◆ GIVEN PROBLEM
Omit every picture and return the rest of the data unaltered.

———

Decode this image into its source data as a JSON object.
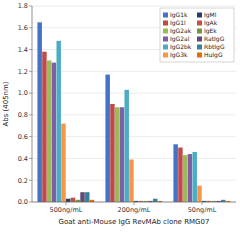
{
  "chart_data": {
    "type": "bar",
    "categories": [
      "500ng/mL",
      "200ng/mL",
      "50ng/mL"
    ],
    "series": [
      {
        "name": "IgG1k",
        "color": "#4472C4",
        "values": [
          1.65,
          1.17,
          0.53
        ]
      },
      {
        "name": "IgG1l",
        "color": "#BE4B48",
        "values": [
          1.38,
          0.9,
          0.5
        ]
      },
      {
        "name": "IgG2ak",
        "color": "#9BBB59",
        "values": [
          1.3,
          0.87,
          0.43
        ]
      },
      {
        "name": "IgG2al",
        "color": "#7E5FA6",
        "values": [
          1.28,
          0.87,
          0.44
        ]
      },
      {
        "name": "IgG2bk",
        "color": "#4BACC6",
        "values": [
          1.48,
          1.03,
          0.46
        ]
      },
      {
        "name": "IgG3k",
        "color": "#F79646",
        "values": [
          0.72,
          0.39,
          0.15
        ]
      },
      {
        "name": "IgMl",
        "color": "#243F60",
        "values": [
          0.03,
          0.01,
          0.01
        ]
      },
      {
        "name": "IgAk",
        "color": "#C0504D",
        "values": [
          0.04,
          0.01,
          0.01
        ]
      },
      {
        "name": "IgEk",
        "color": "#76933C",
        "values": [
          0.02,
          0.01,
          0.01
        ]
      },
      {
        "name": "RatIgG",
        "color": "#604A7B",
        "values": [
          0.09,
          0.01,
          0.01
        ]
      },
      {
        "name": "RbtIgG",
        "color": "#31849B",
        "values": [
          0.09,
          0.03,
          0.02
        ]
      },
      {
        "name": "HuIgG",
        "color": "#E36C09",
        "values": [
          0.02,
          0.01,
          0.01
        ]
      }
    ],
    "xlabel": "Goat anti-Mouse IgG RevMAb clone RMG07",
    "ylabel": "Abs (405nm)",
    "ylim": [
      0,
      1.8
    ],
    "yticks": [
      {
        "value": 0.0,
        "label": "0.0"
      },
      0.2,
      0.4,
      0.6,
      0.8,
      {
        "value": 1.0,
        "label": "1.0"
      },
      1.2,
      1.4,
      1.6,
      1.8
    ],
    "grid": true,
    "legend": "upper right"
  }
}
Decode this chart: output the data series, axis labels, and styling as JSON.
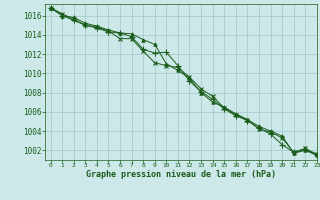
{
  "title": "Graphe pression niveau de la mer (hPa)",
  "background_color": "#cce8e8",
  "grid_color": "#aacccc",
  "line_color": "#1a5c1a",
  "xlim": [
    -0.5,
    23
  ],
  "ylim": [
    1001.0,
    1017.2
  ],
  "yticks": [
    1002,
    1004,
    1006,
    1008,
    1010,
    1012,
    1014,
    1016
  ],
  "xticks": [
    0,
    1,
    2,
    3,
    4,
    5,
    6,
    7,
    8,
    9,
    10,
    11,
    12,
    13,
    14,
    15,
    16,
    17,
    18,
    19,
    20,
    21,
    22,
    23
  ],
  "series": [
    [
      1016.8,
      1016.0,
      1015.8,
      1015.2,
      1014.9,
      1014.5,
      1014.2,
      1014.1,
      1013.5,
      1013.0,
      1011.0,
      1010.3,
      1009.5,
      1008.0,
      1007.0,
      1006.5,
      1005.8,
      1005.2,
      1004.5,
      1004.0,
      1003.5,
      1001.7,
      1002.0,
      1001.5
    ],
    [
      1016.8,
      1016.0,
      1015.5,
      1015.0,
      1014.7,
      1014.3,
      1014.2,
      1013.8,
      1012.5,
      1012.1,
      1012.2,
      1010.8,
      1009.2,
      1008.1,
      1007.3,
      1006.3,
      1005.6,
      1005.1,
      1004.3,
      1003.7,
      1002.6,
      1001.8,
      1002.1,
      1001.5
    ],
    [
      1016.8,
      1016.2,
      1015.6,
      1015.0,
      1014.8,
      1014.4,
      1013.6,
      1013.6,
      1012.3,
      1011.1,
      1010.8,
      1010.6,
      1009.6,
      1008.4,
      1007.6,
      1006.4,
      1005.7,
      1005.2,
      1004.2,
      1003.9,
      1003.3,
      1001.8,
      1002.2,
      1001.6
    ]
  ]
}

———

◆ RESULT OF THIS EXERCISE
Decode this image into its source data as a JSON object.
{
  "chart_data": {
    "type": "bar",
    "categories": [
      "500ng/mL",
      "200ng/mL",
      "50ng/mL"
    ],
    "series": [
      {
        "name": "IgG1k",
        "color": "#4472C4",
        "values": [
          1.65,
          1.17,
          0.53
        ]
      },
      {
        "name": "IgG1l",
        "color": "#BE4B48",
        "values": [
          1.38,
          0.9,
          0.5
        ]
      },
      {
        "name": "IgG2ak",
        "color": "#9BBB59",
        "values": [
          1.3,
          0.87,
          0.43
        ]
      },
      {
        "name": "IgG2al",
        "color": "#7E5FA6",
        "values": [
          1.28,
          0.87,
          0.44
        ]
      },
      {
        "name": "IgG2bk",
        "color": "#4BACC6",
        "values": [
          1.48,
          1.03,
          0.46
        ]
      },
      {
        "name": "IgG3k",
        "color": "#F79646",
        "values": [
          0.72,
          0.39,
          0.15
        ]
      },
      {
        "name": "IgMl",
        "color": "#243F60",
        "values": [
          0.03,
          0.01,
          0.01
        ]
      },
      {
        "name": "IgAk",
        "color": "#C0504D",
        "values": [
          0.04,
          0.01,
          0.01
        ]
      },
      {
        "name": "IgEk",
        "color": "#76933C",
        "values": [
          0.02,
          0.01,
          0.01
        ]
      },
      {
        "name": "RatIgG",
        "color": "#604A7B",
        "values": [
          0.09,
          0.01,
          0.01
        ]
      },
      {
        "name": "RbtIgG",
        "color": "#31849B",
        "values": [
          0.09,
          0.03,
          0.02
        ]
      },
      {
        "name": "HuIgG",
        "color": "#E36C09",
        "values": [
          0.02,
          0.01,
          0.01
        ]
      }
    ],
    "xlabel": "Goat anti-Mouse IgG RevMAb clone RMG07",
    "ylabel": "Abs (405nm)",
    "ylim": [
      0,
      1.8
    ],
    "yticks": [
      {
        "value": 0.0,
        "label": "0.0"
      },
      0.2,
      0.4,
      0.6,
      0.8,
      {
        "value": 1.0,
        "label": "1.0"
      },
      1.2,
      1.4,
      1.6,
      1.8
    ],
    "grid": true,
    "legend": "upper right"
  }
}
Decode this chart: output the data series, axis labels, and styling as JSON.
{
  "title": "Graphe pression niveau de la mer (hPa)",
  "background_color": "#cce8e8",
  "grid_color": "#aacccc",
  "line_color": "#1a5c1a",
  "xlim": [
    -0.5,
    23
  ],
  "ylim": [
    1001.0,
    1017.2
  ],
  "yticks": [
    1002,
    1004,
    1006,
    1008,
    1010,
    1012,
    1014,
    1016
  ],
  "xticks": [
    0,
    1,
    2,
    3,
    4,
    5,
    6,
    7,
    8,
    9,
    10,
    11,
    12,
    13,
    14,
    15,
    16,
    17,
    18,
    19,
    20,
    21,
    22,
    23
  ],
  "series": [
    [
      1016.8,
      1016.0,
      1015.8,
      1015.2,
      1014.9,
      1014.5,
      1014.2,
      1014.1,
      1013.5,
      1013.0,
      1011.0,
      1010.3,
      1009.5,
      1008.0,
      1007.0,
      1006.5,
      1005.8,
      1005.2,
      1004.5,
      1004.0,
      1003.5,
      1001.7,
      1002.0,
      1001.5
    ],
    [
      1016.8,
      1016.0,
      1015.5,
      1015.0,
      1014.7,
      1014.3,
      1014.2,
      1013.8,
      1012.5,
      1012.1,
      1012.2,
      1010.8,
      1009.2,
      1008.1,
      1007.3,
      1006.3,
      1005.6,
      1005.1,
      1004.3,
      1003.7,
      1002.6,
      1001.8,
      1002.1,
      1001.5
    ],
    [
      1016.8,
      1016.2,
      1015.6,
      1015.0,
      1014.8,
      1014.4,
      1013.6,
      1013.6,
      1012.3,
      1011.1,
      1010.8,
      1010.6,
      1009.6,
      1008.4,
      1007.6,
      1006.4,
      1005.7,
      1005.2,
      1004.2,
      1003.9,
      1003.3,
      1001.8,
      1002.2,
      1001.6
    ]
  ]
}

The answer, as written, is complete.